## begin Dataset content

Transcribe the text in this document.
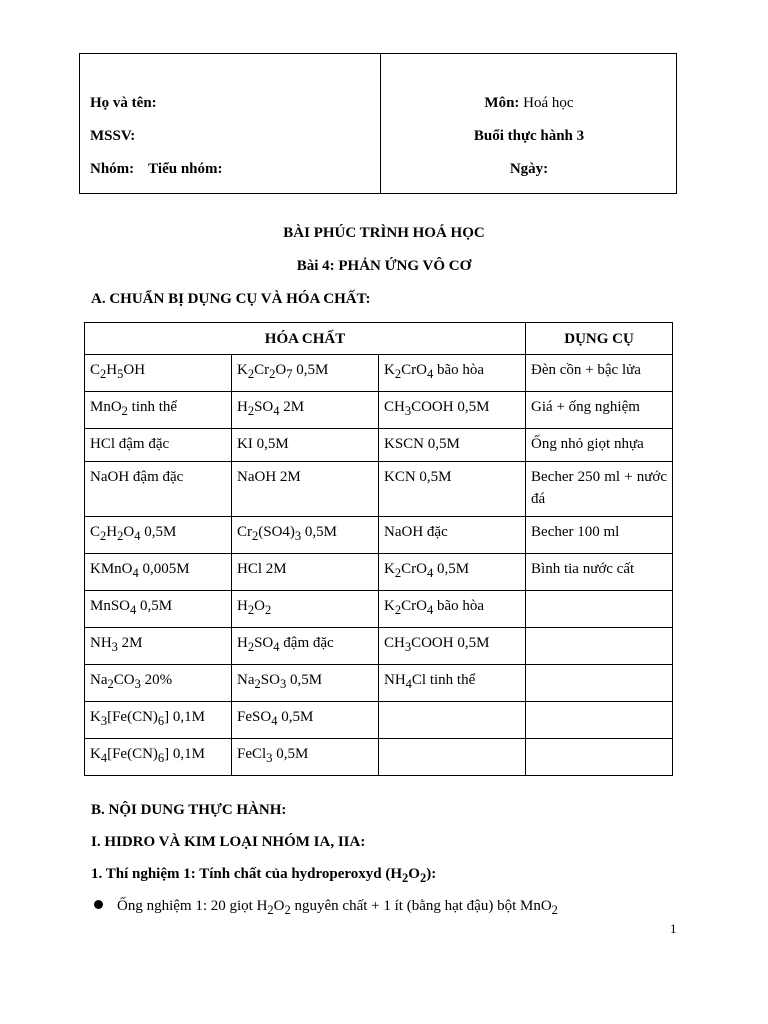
Họ và tên:
MSSV:
Nhóm: Tiểu nhóm:
Môn: Hoá học
Buổi thực hành 3
Ngày:
BÀI PHÚC TRÌNH HOÁ HỌC
Bài 4: PHẢN ỨNG VÔ CƠ
A. CHUẨN BỊ DỤNG CỤ VÀ HÓA CHẤT:
HÓA CHẤT			DỤNG CỤ
$C_2H_5OH$	$K_2Cr_2O_7$ 0,5M	$K_2CrO_4$ bão hòa	Đèn cồn + bậc lửa
MnO$_2$ tinh thể	$H_2SO_4$ 2M	$CH_3COOH$ 0,5M	Giá + ống nghiệm
HCl đậm đặc	KI 0,5M	KSCN 0,5M	Ống nhỏ giọt nhựa
NaOH đậm đặc	NaOH 2M	KCN 0,5M	Becher 250 ml + nước đá
$C_2H_2O_4$ 0,5M	$Cr_2(SO4)_3$ 0,5M	NaOH đặc	Becher 100 ml
KMnO$_4$ 0,005M	HCl 2M	$K_2CrO_4$ 0,5M	Bình tia nước cất
MnSO$_4$ 0,5M	$H_2O_2$	$K_2CrO_4$ bão hòa	
$NH_3$ 2M	$H_2SO_4$ đậm đặc	$CH_3COOH$ 0,5M	
$Na_2CO_3$ 20%	$Na_2SO_3$ 0,5M	$NH_4Cl$ tinh thể	
$K_3[Fe(CN)_6]$ 0,1M	FeSO$_4$ 0,5M		
$K_4[Fe(CN)_6]$ 0,1M	FeCl$_3$ 0,5M		
B. NỘI DUNG THỰC HÀNH:
I. HIDRO VÀ KIM LOẠI NHÓM IA, IIA:
1. Thí nghiệm 1: Tính chất của hydroperoxyd $(H_2O_2)$:
Ống nghiệm 1: 20 giọt $H_2O_2$ nguyên chất + 1 ít (bằng hạt đậu) bột MnO$_2$
1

## end Dataset content

### Written exercise
Set down the material above as is, without any pictures.

### Solved problem
Transcribe the text in this document.
Họ và tên:
MSSV:
Nhóm: Tiểu nhóm:
Môn: Hoá học
Buổi thực hành 3
Ngày:
BÀI PHÚC TRÌNH HOÁ HỌC
Bài 4: PHẢN ỨNG VÔ CƠ
A. CHUẨN BỊ DỤNG CỤ VÀ HÓA CHẤT:
HÓA CHẤT			DỤNG CỤ
$C_2H_5OH$	$K_2Cr_2O_7$ 0,5M	$K_2CrO_4$ bão hòa	Đèn cồn + bậc lửa
MnO$_2$ tinh thể	$H_2SO_4$ 2M	$CH_3COOH$ 0,5M	Giá + ống nghiệm
HCl đậm đặc	KI 0,5M	KSCN 0,5M	Ống nhỏ giọt nhựa
NaOH đậm đặc	NaOH 2M	KCN 0,5M	Becher 250 ml + nước đá
$C_2H_2O_4$ 0,5M	$Cr_2(SO4)_3$ 0,5M	NaOH đặc	Becher 100 ml
KMnO$_4$ 0,005M	HCl 2M	$K_2CrO_4$ 0,5M	Bình tia nước cất
MnSO$_4$ 0,5M	$H_2O_2$	$K_2CrO_4$ bão hòa	
$NH_3$ 2M	$H_2SO_4$ đậm đặc	$CH_3COOH$ 0,5M	
$Na_2CO_3$ 20%	$Na_2SO_3$ 0,5M	$NH_4Cl$ tinh thể	
$K_3[Fe(CN)_6]$ 0,1M	FeSO$_4$ 0,5M		
$K_4[Fe(CN)_6]$ 0,1M	FeCl$_3$ 0,5M		
B. NỘI DUNG THỰC HÀNH:
I. HIDRO VÀ KIM LOẠI NHÓM IA, IIA:
1. Thí nghiệm 1: Tính chất của hydroperoxyd $(H_2O_2)$:
Ống nghiệm 1: 20 giọt $H_2O_2$ nguyên chất + 1 ít (bằng hạt đậu) bột MnO$_2$
1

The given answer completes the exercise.